▶ [Set problem]: Repeat exactly each line of the data provided below.
--------------------
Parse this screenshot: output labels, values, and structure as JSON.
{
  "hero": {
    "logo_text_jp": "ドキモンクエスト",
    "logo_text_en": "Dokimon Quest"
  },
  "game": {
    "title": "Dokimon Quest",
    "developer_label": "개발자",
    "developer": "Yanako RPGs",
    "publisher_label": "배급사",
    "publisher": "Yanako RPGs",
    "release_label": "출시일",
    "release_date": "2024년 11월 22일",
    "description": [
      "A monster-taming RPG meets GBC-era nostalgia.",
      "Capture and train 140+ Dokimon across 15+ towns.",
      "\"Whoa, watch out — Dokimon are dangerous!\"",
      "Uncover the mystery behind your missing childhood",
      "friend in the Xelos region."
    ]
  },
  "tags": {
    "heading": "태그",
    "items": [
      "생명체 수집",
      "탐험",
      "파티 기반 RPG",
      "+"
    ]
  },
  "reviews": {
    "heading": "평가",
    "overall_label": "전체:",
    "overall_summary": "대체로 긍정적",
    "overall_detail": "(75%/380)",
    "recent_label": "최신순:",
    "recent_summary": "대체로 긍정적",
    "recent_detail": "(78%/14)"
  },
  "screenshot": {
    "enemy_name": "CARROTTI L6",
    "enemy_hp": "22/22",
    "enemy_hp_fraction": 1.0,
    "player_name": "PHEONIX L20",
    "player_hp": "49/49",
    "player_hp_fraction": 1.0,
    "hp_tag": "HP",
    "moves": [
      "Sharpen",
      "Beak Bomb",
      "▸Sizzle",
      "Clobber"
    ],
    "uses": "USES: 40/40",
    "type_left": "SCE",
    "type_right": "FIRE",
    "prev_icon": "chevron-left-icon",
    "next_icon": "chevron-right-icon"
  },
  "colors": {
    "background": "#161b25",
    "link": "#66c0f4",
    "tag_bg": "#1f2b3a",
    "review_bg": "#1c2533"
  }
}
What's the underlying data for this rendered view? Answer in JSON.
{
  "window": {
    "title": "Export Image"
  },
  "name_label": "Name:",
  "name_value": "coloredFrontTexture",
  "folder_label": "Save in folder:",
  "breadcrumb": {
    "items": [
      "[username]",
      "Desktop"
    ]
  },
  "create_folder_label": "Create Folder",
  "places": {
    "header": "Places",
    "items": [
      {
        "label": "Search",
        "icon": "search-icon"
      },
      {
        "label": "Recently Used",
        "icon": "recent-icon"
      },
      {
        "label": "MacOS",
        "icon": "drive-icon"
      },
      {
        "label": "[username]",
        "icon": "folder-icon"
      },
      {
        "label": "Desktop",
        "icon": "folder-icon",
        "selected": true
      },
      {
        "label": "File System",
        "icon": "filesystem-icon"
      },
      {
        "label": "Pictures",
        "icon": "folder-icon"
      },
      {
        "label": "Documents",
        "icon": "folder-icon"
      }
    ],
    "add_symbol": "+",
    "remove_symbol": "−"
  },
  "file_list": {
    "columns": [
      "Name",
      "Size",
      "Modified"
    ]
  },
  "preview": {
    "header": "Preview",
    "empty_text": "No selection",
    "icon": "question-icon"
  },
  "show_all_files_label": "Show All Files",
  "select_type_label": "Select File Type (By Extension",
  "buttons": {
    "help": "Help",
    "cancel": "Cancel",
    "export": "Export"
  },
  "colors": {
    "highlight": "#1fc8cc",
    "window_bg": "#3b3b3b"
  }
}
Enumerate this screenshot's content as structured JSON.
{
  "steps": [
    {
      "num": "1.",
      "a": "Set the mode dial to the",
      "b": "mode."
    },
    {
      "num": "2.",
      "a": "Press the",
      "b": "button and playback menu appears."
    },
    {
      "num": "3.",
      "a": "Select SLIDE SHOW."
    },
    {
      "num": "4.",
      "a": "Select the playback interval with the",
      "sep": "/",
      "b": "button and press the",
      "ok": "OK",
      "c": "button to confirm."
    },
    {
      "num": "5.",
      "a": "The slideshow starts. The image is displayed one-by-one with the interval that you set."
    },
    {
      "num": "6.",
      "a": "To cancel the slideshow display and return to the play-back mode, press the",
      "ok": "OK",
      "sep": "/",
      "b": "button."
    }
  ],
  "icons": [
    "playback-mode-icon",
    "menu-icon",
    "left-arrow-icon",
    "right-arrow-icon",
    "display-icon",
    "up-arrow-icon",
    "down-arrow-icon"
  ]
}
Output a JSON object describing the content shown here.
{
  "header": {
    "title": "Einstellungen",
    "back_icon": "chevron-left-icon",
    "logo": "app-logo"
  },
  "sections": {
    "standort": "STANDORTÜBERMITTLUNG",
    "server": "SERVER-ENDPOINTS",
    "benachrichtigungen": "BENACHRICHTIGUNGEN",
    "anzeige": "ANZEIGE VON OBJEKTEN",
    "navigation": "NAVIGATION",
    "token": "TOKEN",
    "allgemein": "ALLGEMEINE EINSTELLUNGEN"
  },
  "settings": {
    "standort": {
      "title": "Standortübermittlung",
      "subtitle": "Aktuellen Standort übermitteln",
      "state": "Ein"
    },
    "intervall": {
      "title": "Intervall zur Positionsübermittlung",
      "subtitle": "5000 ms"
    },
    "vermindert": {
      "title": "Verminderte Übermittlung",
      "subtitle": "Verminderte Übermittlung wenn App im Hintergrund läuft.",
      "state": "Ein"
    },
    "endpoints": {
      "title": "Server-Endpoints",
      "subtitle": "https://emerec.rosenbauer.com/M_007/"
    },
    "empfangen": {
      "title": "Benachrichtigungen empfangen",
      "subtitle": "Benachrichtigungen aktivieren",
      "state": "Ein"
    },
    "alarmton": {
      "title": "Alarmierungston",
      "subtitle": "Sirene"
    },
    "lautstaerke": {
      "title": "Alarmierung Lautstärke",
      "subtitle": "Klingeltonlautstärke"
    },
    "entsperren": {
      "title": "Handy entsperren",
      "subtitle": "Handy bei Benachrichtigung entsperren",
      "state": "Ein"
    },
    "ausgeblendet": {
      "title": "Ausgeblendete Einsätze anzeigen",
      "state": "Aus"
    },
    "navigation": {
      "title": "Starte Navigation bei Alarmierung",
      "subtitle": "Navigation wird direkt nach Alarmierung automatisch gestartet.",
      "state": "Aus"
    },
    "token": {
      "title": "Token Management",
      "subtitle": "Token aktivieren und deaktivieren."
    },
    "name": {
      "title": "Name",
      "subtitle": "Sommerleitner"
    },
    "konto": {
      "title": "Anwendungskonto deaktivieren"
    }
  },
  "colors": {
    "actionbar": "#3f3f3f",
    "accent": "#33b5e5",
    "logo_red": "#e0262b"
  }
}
--------------------
▶ [Result of this exercise]:
Parse this screenshot: output labels, values, and structure as JSON.
{
  "hero": {
    "logo_text_jp": "ドキモンクエスト",
    "logo_text_en": "Dokimon Quest"
  },
  "game": {
    "title": "Dokimon Quest",
    "developer_label": "개발자",
    "developer": "Yanako RPGs",
    "publisher_label": "배급사",
    "publisher": "Yanako RPGs",
    "release_label": "출시일",
    "release_date": "2024년 11월 22일",
    "description": [
      "A monster-taming RPG meets GBC-era nostalgia.",
      "Capture and train 140+ Dokimon across 15+ towns.",
      "\"Whoa, watch out — Dokimon are dangerous!\"",
      "Uncover the mystery behind your missing childhood",
      "friend in the Xelos region."
    ]
  },
  "tags": {
    "heading": "태그",
    "items": [
      "생명체 수집",
      "탐험",
      "파티 기반 RPG",
      "+"
    ]
  },
  "reviews": {
    "heading": "평가",
    "overall_label": "전체:",
    "overall_summary": "대체로 긍정적",
    "overall_detail": "(75%/380)",
    "recent_label": "최신순:",
    "recent_summary": "대체로 긍정적",
    "recent_detail": "(78%/14)"
  },
  "screenshot": {
    "enemy_name": "CARROTTI L6",
    "enemy_hp": "22/22",
    "enemy_hp_fraction": 1.0,
    "player_name": "PHEONIX L20",
    "player_hp": "49/49",
    "player_hp_fraction": 1.0,
    "hp_tag": "HP",
    "moves": [
      "Sharpen",
      "Beak Bomb",
      "▸Sizzle",
      "Clobber"
    ],
    "uses": "USES: 40/40",
    "type_left": "SCE",
    "type_right": "FIRE",
    "prev_icon": "chevron-left-icon",
    "next_icon": "chevron-right-icon"
  },
  "colors": {
    "background": "#161b25",
    "link": "#66c0f4",
    "tag_bg": "#1f2b3a",
    "review_bg": "#1c2533"
  }
}
What's the underlying data for this rendered view? Answer in JSON.
{
  "window": {
    "title": "Export Image"
  },
  "name_label": "Name:",
  "name_value": "coloredFrontTexture",
  "folder_label": "Save in folder:",
  "breadcrumb": {
    "items": [
      "[username]",
      "Desktop"
    ]
  },
  "create_folder_label": "Create Folder",
  "places": {
    "header": "Places",
    "items": [
      {
        "label": "Search",
        "icon": "search-icon"
      },
      {
        "label": "Recently Used",
        "icon": "recent-icon"
      },
      {
        "label": "MacOS",
        "icon": "drive-icon"
      },
      {
        "label": "[username]",
        "icon": "folder-icon"
      },
      {
        "label": "Desktop",
        "icon": "folder-icon",
        "selected": true
      },
      {
        "label": "File System",
        "icon": "filesystem-icon"
      },
      {
        "label": "Pictures",
        "icon": "folder-icon"
      },
      {
        "label": "Documents",
        "icon": "folder-icon"
      }
    ],
    "add_symbol": "+",
    "remove_symbol": "−"
  },
  "file_list": {
    "columns": [
      "Name",
      "Size",
      "Modified"
    ]
  },
  "preview": {
    "header": "Preview",
    "empty_text": "No selection",
    "icon": "question-icon"
  },
  "show_all_files_label": "Show All Files",
  "select_type_label": "Select File Type (By Extension",
  "buttons": {
    "help": "Help",
    "cancel": "Cancel",
    "export": "Export"
  },
  "colors": {
    "highlight": "#1fc8cc",
    "window_bg": "#3b3b3b"
  }
}
Enumerate this screenshot's content as structured JSON.
{
  "steps": [
    {
      "num": "1.",
      "a": "Set the mode dial to the",
      "b": "mode."
    },
    {
      "num": "2.",
      "a": "Press the",
      "b": "button and playback menu appears."
    },
    {
      "num": "3.",
      "a": "Select SLIDE SHOW."
    },
    {
      "num": "4.",
      "a": "Select the playback interval with the",
      "sep": "/",
      "b": "button and press the",
      "ok": "OK",
      "c": "button to confirm."
    },
    {
      "num": "5.",
      "a": "The slideshow starts. The image is displayed one-by-one with the interval that you set."
    },
    {
      "num": "6.",
      "a": "To cancel the slideshow display and return to the play-back mode, press the",
      "ok": "OK",
      "sep": "/",
      "b": "button."
    }
  ],
  "icons": [
    "playback-mode-icon",
    "menu-icon",
    "left-arrow-icon",
    "right-arrow-icon",
    "display-icon",
    "up-arrow-icon",
    "down-arrow-icon"
  ]
}
Output a JSON object describing the content shown here.
{
  "header": {
    "title": "Einstellungen",
    "back_icon": "chevron-left-icon",
    "logo": "app-logo"
  },
  "sections": {
    "standort": "STANDORTÜBERMITTLUNG",
    "server": "SERVER-ENDPOINTS",
    "benachrichtigungen": "BENACHRICHTIGUNGEN",
    "anzeige": "ANZEIGE VON OBJEKTEN",
    "navigation": "NAVIGATION",
    "token": "TOKEN",
    "allgemein": "ALLGEMEINE EINSTELLUNGEN"
  },
  "settings": {
    "standort": {
      "title": "Standortübermittlung",
      "subtitle": "Aktuellen Standort übermitteln",
      "state": "Ein"
    },
    "intervall": {
      "title": "Intervall zur Positionsübermittlung",
      "subtitle": "5000 ms"
    },
    "vermindert": {
      "title": "Verminderte Übermittlung",
      "subtitle": "Verminderte Übermittlung wenn App im Hintergrund läuft.",
      "state": "Ein"
    },
    "endpoints": {
      "title": "Server-Endpoints",
      "subtitle": "https://emerec.rosenbauer.com/M_007/"
    },
    "empfangen": {
      "title": "Benachrichtigungen empfangen",
      "subtitle": "Benachrichtigungen aktivieren",
      "state": "Ein"
    },
    "alarmton": {
      "title": "Alarmierungston",
      "subtitle": "Sirene"
    },
    "lautstaerke": {
      "title": "Alarmierung Lautstärke",
      "subtitle": "Klingeltonlautstärke"
    },
    "entsperren": {
      "title": "Handy entsperren",
      "subtitle": "Handy bei Benachrichtigung entsperren",
      "state": "Ein"
    },
    "ausgeblendet": {
      "title": "Ausgeblendete Einsätze anzeigen",
      "state": "Aus"
    },
    "navigation": {
      "title": "Starte Navigation bei Alarmierung",
      "subtitle": "Navigation wird direkt nach Alarmierung automatisch gestartet.",
      "state": "Aus"
    },
    "token": {
      "title": "Token Management",
      "subtitle": "Token aktivieren und deaktivieren."
    },
    "name": {
      "title": "Name",
      "subtitle": "Sommerleitner"
    },
    "konto": {
      "title": "Anwendungskonto deaktivieren"
    }
  },
  "colors": {
    "actionbar": "#3f3f3f",
    "accent": "#33b5e5",
    "logo_red": "#e0262b"
  }
}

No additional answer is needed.